-- Data lines start --

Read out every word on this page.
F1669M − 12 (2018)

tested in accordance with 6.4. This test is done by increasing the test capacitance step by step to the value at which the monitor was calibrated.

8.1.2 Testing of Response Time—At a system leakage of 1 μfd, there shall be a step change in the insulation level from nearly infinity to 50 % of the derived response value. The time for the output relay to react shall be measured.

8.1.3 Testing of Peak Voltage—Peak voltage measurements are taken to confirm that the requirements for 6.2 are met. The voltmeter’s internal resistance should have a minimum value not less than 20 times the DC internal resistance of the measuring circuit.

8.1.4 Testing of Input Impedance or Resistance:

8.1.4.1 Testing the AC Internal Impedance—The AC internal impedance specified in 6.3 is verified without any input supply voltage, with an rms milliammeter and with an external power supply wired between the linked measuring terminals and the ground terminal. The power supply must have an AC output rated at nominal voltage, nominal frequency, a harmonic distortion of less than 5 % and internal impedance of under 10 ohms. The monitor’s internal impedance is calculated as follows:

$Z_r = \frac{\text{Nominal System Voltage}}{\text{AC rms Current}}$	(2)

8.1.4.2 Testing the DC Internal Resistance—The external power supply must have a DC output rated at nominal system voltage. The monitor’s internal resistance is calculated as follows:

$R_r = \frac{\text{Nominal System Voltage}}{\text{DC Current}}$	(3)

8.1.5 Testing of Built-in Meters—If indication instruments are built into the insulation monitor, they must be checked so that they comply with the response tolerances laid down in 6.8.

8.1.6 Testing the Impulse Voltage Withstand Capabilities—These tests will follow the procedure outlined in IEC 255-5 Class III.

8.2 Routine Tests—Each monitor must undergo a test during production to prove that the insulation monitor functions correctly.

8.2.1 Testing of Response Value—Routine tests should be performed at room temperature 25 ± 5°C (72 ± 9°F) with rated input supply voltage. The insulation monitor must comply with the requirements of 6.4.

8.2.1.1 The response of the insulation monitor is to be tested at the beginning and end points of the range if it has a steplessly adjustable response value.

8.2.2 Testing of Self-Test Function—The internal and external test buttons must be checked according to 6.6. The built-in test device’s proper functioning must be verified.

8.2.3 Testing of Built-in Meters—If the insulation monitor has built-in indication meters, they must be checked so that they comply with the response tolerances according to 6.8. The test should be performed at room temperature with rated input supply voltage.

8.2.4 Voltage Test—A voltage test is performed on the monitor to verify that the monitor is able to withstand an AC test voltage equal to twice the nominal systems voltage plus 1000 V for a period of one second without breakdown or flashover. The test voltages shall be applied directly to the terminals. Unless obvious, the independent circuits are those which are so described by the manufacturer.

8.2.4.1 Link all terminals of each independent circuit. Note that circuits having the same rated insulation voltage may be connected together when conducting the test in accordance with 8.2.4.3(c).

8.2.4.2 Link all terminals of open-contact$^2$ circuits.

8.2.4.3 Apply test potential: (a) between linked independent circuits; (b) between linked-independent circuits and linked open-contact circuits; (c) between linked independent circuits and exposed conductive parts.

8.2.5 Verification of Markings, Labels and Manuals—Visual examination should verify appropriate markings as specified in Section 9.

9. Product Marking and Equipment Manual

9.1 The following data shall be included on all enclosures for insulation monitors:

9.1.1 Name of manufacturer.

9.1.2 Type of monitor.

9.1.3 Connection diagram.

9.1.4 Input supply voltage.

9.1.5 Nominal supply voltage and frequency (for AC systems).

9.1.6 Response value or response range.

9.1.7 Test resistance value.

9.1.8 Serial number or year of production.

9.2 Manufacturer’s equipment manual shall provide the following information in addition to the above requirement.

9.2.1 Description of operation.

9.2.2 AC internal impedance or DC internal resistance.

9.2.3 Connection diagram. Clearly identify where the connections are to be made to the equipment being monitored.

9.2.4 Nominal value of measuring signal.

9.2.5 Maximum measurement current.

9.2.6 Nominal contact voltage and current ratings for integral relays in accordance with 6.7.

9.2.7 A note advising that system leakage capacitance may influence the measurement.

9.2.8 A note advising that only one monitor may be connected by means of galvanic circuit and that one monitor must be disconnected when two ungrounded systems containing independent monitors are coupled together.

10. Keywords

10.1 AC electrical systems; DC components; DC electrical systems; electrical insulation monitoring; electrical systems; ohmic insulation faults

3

-- Data lines end --

Request = Here, the records must be output exactly and in full.

Reply to the exercise =
Read out every word on this page.
F1669M − 12 (2018)

tested in accordance with 6.4. This test is done by increasing the test capacitance step by step to the value at which the monitor was calibrated.

8.1.2 Testing of Response Time—At a system leakage of 1 μfd, there shall be a step change in the insulation level from nearly infinity to 50 % of the derived response value. The time for the output relay to react shall be measured.

8.1.3 Testing of Peak Voltage—Peak voltage measurements are taken to confirm that the requirements for 6.2 are met. The voltmeter’s internal resistance should have a minimum value not less than 20 times the DC internal resistance of the measuring circuit.

8.1.4 Testing of Input Impedance or Resistance:

8.1.4.1 Testing the AC Internal Impedance—The AC internal impedance specified in 6.3 is verified without any input supply voltage, with an rms milliammeter and with an external power supply wired between the linked measuring terminals and the ground terminal. The power supply must have an AC output rated at nominal voltage, nominal frequency, a harmonic distortion of less than 5 % and internal impedance of under 10 ohms. The monitor’s internal impedance is calculated as follows:

$Z_r = \frac{\text{Nominal System Voltage}}{\text{AC rms Current}}$	(2)

8.1.4.2 Testing the DC Internal Resistance—The external power supply must have a DC output rated at nominal system voltage. The monitor’s internal resistance is calculated as follows:

$R_r = \frac{\text{Nominal System Voltage}}{\text{DC Current}}$	(3)

8.1.5 Testing of Built-in Meters—If indication instruments are built into the insulation monitor, they must be checked so that they comply with the response tolerances laid down in 6.8.

8.1.6 Testing the Impulse Voltage Withstand Capabilities—These tests will follow the procedure outlined in IEC 255-5 Class III.

8.2 Routine Tests—Each monitor must undergo a test during production to prove that the insulation monitor functions correctly.

8.2.1 Testing of Response Value—Routine tests should be performed at room temperature 25 ± 5°C (72 ± 9°F) with rated input supply voltage. The insulation monitor must comply with the requirements of 6.4.

8.2.1.1 The response of the insulation monitor is to be tested at the beginning and end points of the range if it has a steplessly adjustable response value.

8.2.2 Testing of Self-Test Function—The internal and external test buttons must be checked according to 6.6. The built-in test device’s proper functioning must be verified.

8.2.3 Testing of Built-in Meters—If the insulation monitor has built-in indication meters, they must be checked so that they comply with the response tolerances according to 6.8. The test should be performed at room temperature with rated input supply voltage.

8.2.4 Voltage Test—A voltage test is performed on the monitor to verify that the monitor is able to withstand an AC test voltage equal to twice the nominal systems voltage plus 1000 V for a period of one second without breakdown or flashover. The test voltages shall be applied directly to the terminals. Unless obvious, the independent circuits are those which are so described by the manufacturer.

8.2.4.1 Link all terminals of each independent circuit. Note that circuits having the same rated insulation voltage may be connected together when conducting the test in accordance with 8.2.4.3(c).

8.2.4.2 Link all terminals of open-contact$^2$ circuits.

8.2.4.3 Apply test potential: (a) between linked independent circuits; (b) between linked-independent circuits and linked open-contact circuits; (c) between linked independent circuits and exposed conductive parts.

8.2.5 Verification of Markings, Labels and Manuals—Visual examination should verify appropriate markings as specified in Section 9.

9. Product Marking and Equipment Manual

9.1 The following data shall be included on all enclosures for insulation monitors:

9.1.1 Name of manufacturer.

9.1.2 Type of monitor.

9.1.3 Connection diagram.

9.1.4 Input supply voltage.

9.1.5 Nominal supply voltage and frequency (for AC systems).

9.1.6 Response value or response range.

9.1.7 Test resistance value.

9.1.8 Serial number or year of production.

9.2 Manufacturer’s equipment manual shall provide the following information in addition to the above requirement.

9.2.1 Description of operation.

9.2.2 AC internal impedance or DC internal resistance.

9.2.3 Connection diagram. Clearly identify where the connections are to be made to the equipment being monitored.

9.2.4 Nominal value of measuring signal.

9.2.5 Maximum measurement current.

9.2.6 Nominal contact voltage and current ratings for integral relays in accordance with 6.7.

9.2.7 A note advising that system leakage capacitance may influence the measurement.

9.2.8 A note advising that only one monitor may be connected by means of galvanic circuit and that one monitor must be disconnected when two ungrounded systems containing independent monitors are coupled together.

10. Keywords

10.1 AC electrical systems; DC components; DC electrical systems; electrical insulation monitoring; electrical systems; ohmic insulation faults

3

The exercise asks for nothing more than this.